(DATA FOR THE TASK):
Begin

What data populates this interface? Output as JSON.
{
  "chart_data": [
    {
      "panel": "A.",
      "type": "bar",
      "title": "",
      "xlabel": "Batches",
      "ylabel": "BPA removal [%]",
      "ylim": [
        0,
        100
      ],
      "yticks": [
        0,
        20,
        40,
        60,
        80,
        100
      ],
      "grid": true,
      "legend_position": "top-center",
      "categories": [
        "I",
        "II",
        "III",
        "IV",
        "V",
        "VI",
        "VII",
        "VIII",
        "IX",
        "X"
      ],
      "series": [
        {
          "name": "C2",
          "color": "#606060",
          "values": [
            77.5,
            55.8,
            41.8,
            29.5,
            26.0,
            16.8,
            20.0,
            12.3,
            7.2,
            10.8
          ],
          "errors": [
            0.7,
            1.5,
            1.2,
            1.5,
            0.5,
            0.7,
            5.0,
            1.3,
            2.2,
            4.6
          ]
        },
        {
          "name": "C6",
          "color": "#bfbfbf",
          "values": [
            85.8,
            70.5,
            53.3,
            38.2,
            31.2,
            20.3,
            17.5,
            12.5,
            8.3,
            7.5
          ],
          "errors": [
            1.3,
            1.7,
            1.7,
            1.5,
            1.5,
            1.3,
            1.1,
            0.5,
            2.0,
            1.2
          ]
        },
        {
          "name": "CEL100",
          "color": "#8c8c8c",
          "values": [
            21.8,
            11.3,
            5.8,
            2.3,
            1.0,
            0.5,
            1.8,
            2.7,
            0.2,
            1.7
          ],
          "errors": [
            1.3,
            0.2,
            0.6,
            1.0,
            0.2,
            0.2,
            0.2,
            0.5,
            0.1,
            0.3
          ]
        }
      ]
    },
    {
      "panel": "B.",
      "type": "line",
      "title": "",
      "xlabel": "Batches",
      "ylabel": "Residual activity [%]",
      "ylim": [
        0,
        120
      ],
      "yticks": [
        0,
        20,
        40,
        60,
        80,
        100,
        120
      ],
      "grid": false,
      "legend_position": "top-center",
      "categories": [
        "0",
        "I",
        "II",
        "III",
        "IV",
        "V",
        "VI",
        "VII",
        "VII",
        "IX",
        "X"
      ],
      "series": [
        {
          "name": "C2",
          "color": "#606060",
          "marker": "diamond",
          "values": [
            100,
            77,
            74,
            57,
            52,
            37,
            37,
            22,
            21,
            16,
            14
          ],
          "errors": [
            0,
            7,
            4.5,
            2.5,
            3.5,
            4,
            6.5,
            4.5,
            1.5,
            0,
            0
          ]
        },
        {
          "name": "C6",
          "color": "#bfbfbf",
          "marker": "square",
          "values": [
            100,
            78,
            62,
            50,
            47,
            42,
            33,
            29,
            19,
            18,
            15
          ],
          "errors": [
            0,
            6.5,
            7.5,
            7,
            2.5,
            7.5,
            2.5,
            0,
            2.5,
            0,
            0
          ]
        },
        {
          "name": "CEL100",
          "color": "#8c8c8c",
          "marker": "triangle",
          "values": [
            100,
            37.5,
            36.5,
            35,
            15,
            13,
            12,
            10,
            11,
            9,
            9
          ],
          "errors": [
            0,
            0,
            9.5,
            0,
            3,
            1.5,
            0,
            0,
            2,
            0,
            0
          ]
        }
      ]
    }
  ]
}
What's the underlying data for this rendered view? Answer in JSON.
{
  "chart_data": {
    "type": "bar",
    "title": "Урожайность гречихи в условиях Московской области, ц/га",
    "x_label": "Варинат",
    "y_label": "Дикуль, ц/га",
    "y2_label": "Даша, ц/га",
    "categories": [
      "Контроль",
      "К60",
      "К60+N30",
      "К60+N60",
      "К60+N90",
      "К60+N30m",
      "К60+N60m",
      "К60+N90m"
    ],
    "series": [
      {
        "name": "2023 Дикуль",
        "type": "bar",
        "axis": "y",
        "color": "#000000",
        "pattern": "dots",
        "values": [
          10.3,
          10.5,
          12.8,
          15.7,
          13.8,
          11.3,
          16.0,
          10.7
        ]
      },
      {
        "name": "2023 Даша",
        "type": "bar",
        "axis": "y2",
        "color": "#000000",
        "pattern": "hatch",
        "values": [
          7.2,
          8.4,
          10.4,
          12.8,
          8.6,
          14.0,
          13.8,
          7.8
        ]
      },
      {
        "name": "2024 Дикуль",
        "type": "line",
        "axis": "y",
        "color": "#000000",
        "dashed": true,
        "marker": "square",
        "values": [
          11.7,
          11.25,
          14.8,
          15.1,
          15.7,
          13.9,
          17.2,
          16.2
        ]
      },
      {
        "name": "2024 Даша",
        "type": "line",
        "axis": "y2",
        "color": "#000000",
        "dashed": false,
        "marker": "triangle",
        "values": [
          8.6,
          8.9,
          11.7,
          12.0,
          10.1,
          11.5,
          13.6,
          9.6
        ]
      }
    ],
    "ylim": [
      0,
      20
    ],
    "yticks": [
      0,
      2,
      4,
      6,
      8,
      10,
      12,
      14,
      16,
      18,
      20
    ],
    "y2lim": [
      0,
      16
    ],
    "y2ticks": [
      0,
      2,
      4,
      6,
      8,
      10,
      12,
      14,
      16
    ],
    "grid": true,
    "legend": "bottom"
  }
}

End

Every entry must be quoted exactly as it appears above.

(RESULT FOR THIS TASK):
What data populates this interface? Output as JSON.
{
  "chart_data": [
    {
      "panel": "A.",
      "type": "bar",
      "title": "",
      "xlabel": "Batches",
      "ylabel": "BPA removal [%]",
      "ylim": [
        0,
        100
      ],
      "yticks": [
        0,
        20,
        40,
        60,
        80,
        100
      ],
      "grid": true,
      "legend_position": "top-center",
      "categories": [
        "I",
        "II",
        "III",
        "IV",
        "V",
        "VI",
        "VII",
        "VIII",
        "IX",
        "X"
      ],
      "series": [
        {
          "name": "C2",
          "color": "#606060",
          "values": [
            77.5,
            55.8,
            41.8,
            29.5,
            26.0,
            16.8,
            20.0,
            12.3,
            7.2,
            10.8
          ],
          "errors": [
            0.7,
            1.5,
            1.2,
            1.5,
            0.5,
            0.7,
            5.0,
            1.3,
            2.2,
            4.6
          ]
        },
        {
          "name": "C6",
          "color": "#bfbfbf",
          "values": [
            85.8,
            70.5,
            53.3,
            38.2,
            31.2,
            20.3,
            17.5,
            12.5,
            8.3,
            7.5
          ],
          "errors": [
            1.3,
            1.7,
            1.7,
            1.5,
            1.5,
            1.3,
            1.1,
            0.5,
            2.0,
            1.2
          ]
        },
        {
          "name": "CEL100",
          "color": "#8c8c8c",
          "values": [
            21.8,
            11.3,
            5.8,
            2.3,
            1.0,
            0.5,
            1.8,
            2.7,
            0.2,
            1.7
          ],
          "errors": [
            1.3,
            0.2,
            0.6,
            1.0,
            0.2,
            0.2,
            0.2,
            0.5,
            0.1,
            0.3
          ]
        }
      ]
    },
    {
      "panel": "B.",
      "type": "line",
      "title": "",
      "xlabel": "Batches",
      "ylabel": "Residual activity [%]",
      "ylim": [
        0,
        120
      ],
      "yticks": [
        0,
        20,
        40,
        60,
        80,
        100,
        120
      ],
      "grid": false,
      "legend_position": "top-center",
      "categories": [
        "0",
        "I",
        "II",
        "III",
        "IV",
        "V",
        "VI",
        "VII",
        "VII",
        "IX",
        "X"
      ],
      "series": [
        {
          "name": "C2",
          "color": "#606060",
          "marker": "diamond",
          "values": [
            100,
            77,
            74,
            57,
            52,
            37,
            37,
            22,
            21,
            16,
            14
          ],
          "errors": [
            0,
            7,
            4.5,
            2.5,
            3.5,
            4,
            6.5,
            4.5,
            1.5,
            0,
            0
          ]
        },
        {
          "name": "C6",
          "color": "#bfbfbf",
          "marker": "square",
          "values": [
            100,
            78,
            62,
            50,
            47,
            42,
            33,
            29,
            19,
            18,
            15
          ],
          "errors": [
            0,
            6.5,
            7.5,
            7,
            2.5,
            7.5,
            2.5,
            0,
            2.5,
            0,
            0
          ]
        },
        {
          "name": "CEL100",
          "color": "#8c8c8c",
          "marker": "triangle",
          "values": [
            100,
            37.5,
            36.5,
            35,
            15,
            13,
            12,
            10,
            11,
            9,
            9
          ],
          "errors": [
            0,
            0,
            9.5,
            0,
            3,
            1.5,
            0,
            0,
            2,
            0,
            0
          ]
        }
      ]
    }
  ]
}
What's the underlying data for this rendered view? Answer in JSON.
{
  "chart_data": {
    "type": "bar",
    "title": "Урожайность гречихи в условиях Московской области, ц/га",
    "x_label": "Варинат",
    "y_label": "Дикуль, ц/га",
    "y2_label": "Даша, ц/га",
    "categories": [
      "Контроль",
      "К60",
      "К60+N30",
      "К60+N60",
      "К60+N90",
      "К60+N30m",
      "К60+N60m",
      "К60+N90m"
    ],
    "series": [
      {
        "name": "2023 Дикуль",
        "type": "bar",
        "axis": "y",
        "color": "#000000",
        "pattern": "dots",
        "values": [
          10.3,
          10.5,
          12.8,
          15.7,
          13.8,
          11.3,
          16.0,
          10.7
        ]
      },
      {
        "name": "2023 Даша",
        "type": "bar",
        "axis": "y2",
        "color": "#000000",
        "pattern": "hatch",
        "values": [
          7.2,
          8.4,
          10.4,
          12.8,
          8.6,
          14.0,
          13.8,
          7.8
        ]
      },
      {
        "name": "2024 Дикуль",
        "type": "line",
        "axis": "y",
        "color": "#000000",
        "dashed": true,
        "marker": "square",
        "values": [
          11.7,
          11.25,
          14.8,
          15.1,
          15.7,
          13.9,
          17.2,
          16.2
        ]
      },
      {
        "name": "2024 Даша",
        "type": "line",
        "axis": "y2",
        "color": "#000000",
        "dashed": false,
        "marker": "triangle",
        "values": [
          8.6,
          8.9,
          11.7,
          12.0,
          10.1,
          11.5,
          13.6,
          9.6
        ]
      }
    ],
    "ylim": [
      0,
      20
    ],
    "yticks": [
      0,
      2,
      4,
      6,
      8,
      10,
      12,
      14,
      16,
      18,
      20
    ],
    "y2lim": [
      0,
      16
    ],
    "y2ticks": [
      0,
      2,
      4,
      6,
      8,
      10,
      12,
      14,
      16
    ],
    "grid": true,
    "legend": "bottom"
  }
}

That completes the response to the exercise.